● Exercise
All of the records below should be output exactly.

Items from a figure collection:
◆ ◆ ◆ ◆

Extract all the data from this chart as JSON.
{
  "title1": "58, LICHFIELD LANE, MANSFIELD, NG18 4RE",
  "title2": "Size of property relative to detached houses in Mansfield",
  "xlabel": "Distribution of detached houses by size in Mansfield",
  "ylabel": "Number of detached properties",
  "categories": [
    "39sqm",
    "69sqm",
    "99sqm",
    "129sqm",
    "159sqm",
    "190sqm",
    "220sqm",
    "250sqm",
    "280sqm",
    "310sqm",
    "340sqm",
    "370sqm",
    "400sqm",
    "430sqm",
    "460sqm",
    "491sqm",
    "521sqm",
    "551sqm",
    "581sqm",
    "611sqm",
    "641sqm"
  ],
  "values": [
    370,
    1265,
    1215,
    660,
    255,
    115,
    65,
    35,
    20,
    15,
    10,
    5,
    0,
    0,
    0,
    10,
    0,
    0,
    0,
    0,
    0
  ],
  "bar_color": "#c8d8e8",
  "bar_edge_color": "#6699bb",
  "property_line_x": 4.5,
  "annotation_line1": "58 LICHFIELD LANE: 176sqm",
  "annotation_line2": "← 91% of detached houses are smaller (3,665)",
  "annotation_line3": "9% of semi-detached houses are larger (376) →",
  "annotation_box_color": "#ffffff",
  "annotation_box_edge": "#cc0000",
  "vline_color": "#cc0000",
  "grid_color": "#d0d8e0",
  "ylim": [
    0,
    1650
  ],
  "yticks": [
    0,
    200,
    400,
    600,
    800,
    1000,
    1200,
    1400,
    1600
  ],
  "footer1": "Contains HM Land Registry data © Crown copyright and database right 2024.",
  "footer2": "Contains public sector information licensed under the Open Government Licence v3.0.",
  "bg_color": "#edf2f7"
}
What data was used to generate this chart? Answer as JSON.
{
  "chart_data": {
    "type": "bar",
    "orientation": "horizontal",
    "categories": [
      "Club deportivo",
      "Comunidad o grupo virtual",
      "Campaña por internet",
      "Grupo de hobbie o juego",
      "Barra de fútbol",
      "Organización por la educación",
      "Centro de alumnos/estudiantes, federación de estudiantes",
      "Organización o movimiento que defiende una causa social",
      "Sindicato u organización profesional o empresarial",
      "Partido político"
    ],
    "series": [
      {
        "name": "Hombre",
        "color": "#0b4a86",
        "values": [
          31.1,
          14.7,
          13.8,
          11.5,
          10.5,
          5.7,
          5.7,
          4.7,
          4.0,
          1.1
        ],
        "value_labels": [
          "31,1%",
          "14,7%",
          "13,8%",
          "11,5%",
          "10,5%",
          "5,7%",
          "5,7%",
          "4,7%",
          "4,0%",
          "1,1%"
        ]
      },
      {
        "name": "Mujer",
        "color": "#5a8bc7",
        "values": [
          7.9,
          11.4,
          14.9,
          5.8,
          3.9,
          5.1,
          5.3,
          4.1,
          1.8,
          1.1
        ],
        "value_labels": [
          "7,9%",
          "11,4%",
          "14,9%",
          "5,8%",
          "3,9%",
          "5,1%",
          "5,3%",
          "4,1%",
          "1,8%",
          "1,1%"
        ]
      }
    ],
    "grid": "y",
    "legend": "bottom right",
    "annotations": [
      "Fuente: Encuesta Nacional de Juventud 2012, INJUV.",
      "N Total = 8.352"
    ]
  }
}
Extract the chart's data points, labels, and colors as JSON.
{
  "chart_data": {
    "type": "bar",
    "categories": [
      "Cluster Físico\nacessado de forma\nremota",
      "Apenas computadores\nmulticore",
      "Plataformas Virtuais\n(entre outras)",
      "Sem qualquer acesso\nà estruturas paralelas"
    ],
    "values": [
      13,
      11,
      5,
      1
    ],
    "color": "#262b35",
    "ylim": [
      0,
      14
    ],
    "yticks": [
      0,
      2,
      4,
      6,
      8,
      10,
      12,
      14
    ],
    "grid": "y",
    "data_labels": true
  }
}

◆ ◆ ◆ ◆

● Solution
Extract all the data from this chart as JSON.
{
  "title1": "58, LICHFIELD LANE, MANSFIELD, NG18 4RE",
  "title2": "Size of property relative to detached houses in Mansfield",
  "xlabel": "Distribution of detached houses by size in Mansfield",
  "ylabel": "Number of detached properties",
  "categories": [
    "39sqm",
    "69sqm",
    "99sqm",
    "129sqm",
    "159sqm",
    "190sqm",
    "220sqm",
    "250sqm",
    "280sqm",
    "310sqm",
    "340sqm",
    "370sqm",
    "400sqm",
    "430sqm",
    "460sqm",
    "491sqm",
    "521sqm",
    "551sqm",
    "581sqm",
    "611sqm",
    "641sqm"
  ],
  "values": [
    370,
    1265,
    1215,
    660,
    255,
    115,
    65,
    35,
    20,
    15,
    10,
    5,
    0,
    0,
    0,
    10,
    0,
    0,
    0,
    0,
    0
  ],
  "bar_color": "#c8d8e8",
  "bar_edge_color": "#6699bb",
  "property_line_x": 4.5,
  "annotation_line1": "58 LICHFIELD LANE: 176sqm",
  "annotation_line2": "← 91% of detached houses are smaller (3,665)",
  "annotation_line3": "9% of semi-detached houses are larger (376) →",
  "annotation_box_color": "#ffffff",
  "annotation_box_edge": "#cc0000",
  "vline_color": "#cc0000",
  "grid_color": "#d0d8e0",
  "ylim": [
    0,
    1650
  ],
  "yticks": [
    0,
    200,
    400,
    600,
    800,
    1000,
    1200,
    1400,
    1600
  ],
  "footer1": "Contains HM Land Registry data © Crown copyright and database right 2024.",
  "footer2": "Contains public sector information licensed under the Open Government Licence v3.0.",
  "bg_color": "#edf2f7"
}
What data was used to generate this chart? Answer as JSON.
{
  "chart_data": {
    "type": "bar",
    "orientation": "horizontal",
    "categories": [
      "Club deportivo",
      "Comunidad o grupo virtual",
      "Campaña por internet",
      "Grupo de hobbie o juego",
      "Barra de fútbol",
      "Organización por la educación",
      "Centro de alumnos/estudiantes, federación de estudiantes",
      "Organización o movimiento que defiende una causa social",
      "Sindicato u organización profesional o empresarial",
      "Partido político"
    ],
    "series": [
      {
        "name": "Hombre",
        "color": "#0b4a86",
        "values": [
          31.1,
          14.7,
          13.8,
          11.5,
          10.5,
          5.7,
          5.7,
          4.7,
          4.0,
          1.1
        ],
        "value_labels": [
          "31,1%",
          "14,7%",
          "13,8%",
          "11,5%",
          "10,5%",
          "5,7%",
          "5,7%",
          "4,7%",
          "4,0%",
          "1,1%"
        ]
      },
      {
        "name": "Mujer",
        "color": "#5a8bc7",
        "values": [
          7.9,
          11.4,
          14.9,
          5.8,
          3.9,
          5.1,
          5.3,
          4.1,
          1.8,
          1.1
        ],
        "value_labels": [
          "7,9%",
          "11,4%",
          "14,9%",
          "5,8%",
          "3,9%",
          "5,1%",
          "5,3%",
          "4,1%",
          "1,8%",
          "1,1%"
        ]
      }
    ],
    "grid": "y",
    "legend": "bottom right",
    "annotations": [
      "Fuente: Encuesta Nacional de Juventud 2012, INJUV.",
      "N Total = 8.352"
    ]
  }
}
Extract the chart's data points, labels, and colors as JSON.
{
  "chart_data": {
    "type": "bar",
    "categories": [
      "Cluster Físico\nacessado de forma\nremota",
      "Apenas computadores\nmulticore",
      "Plataformas Virtuais\n(entre outras)",
      "Sem qualquer acesso\nà estruturas paralelas"
    ],
    "values": [
      13,
      11,
      5,
      1
    ],
    "color": "#262b35",
    "ylim": [
      0,
      14
    ],
    "yticks": [
      0,
      2,
      4,
      6,
      8,
      10,
      12,
      14
    ],
    "grid": "y",
    "data_labels": true
  }
}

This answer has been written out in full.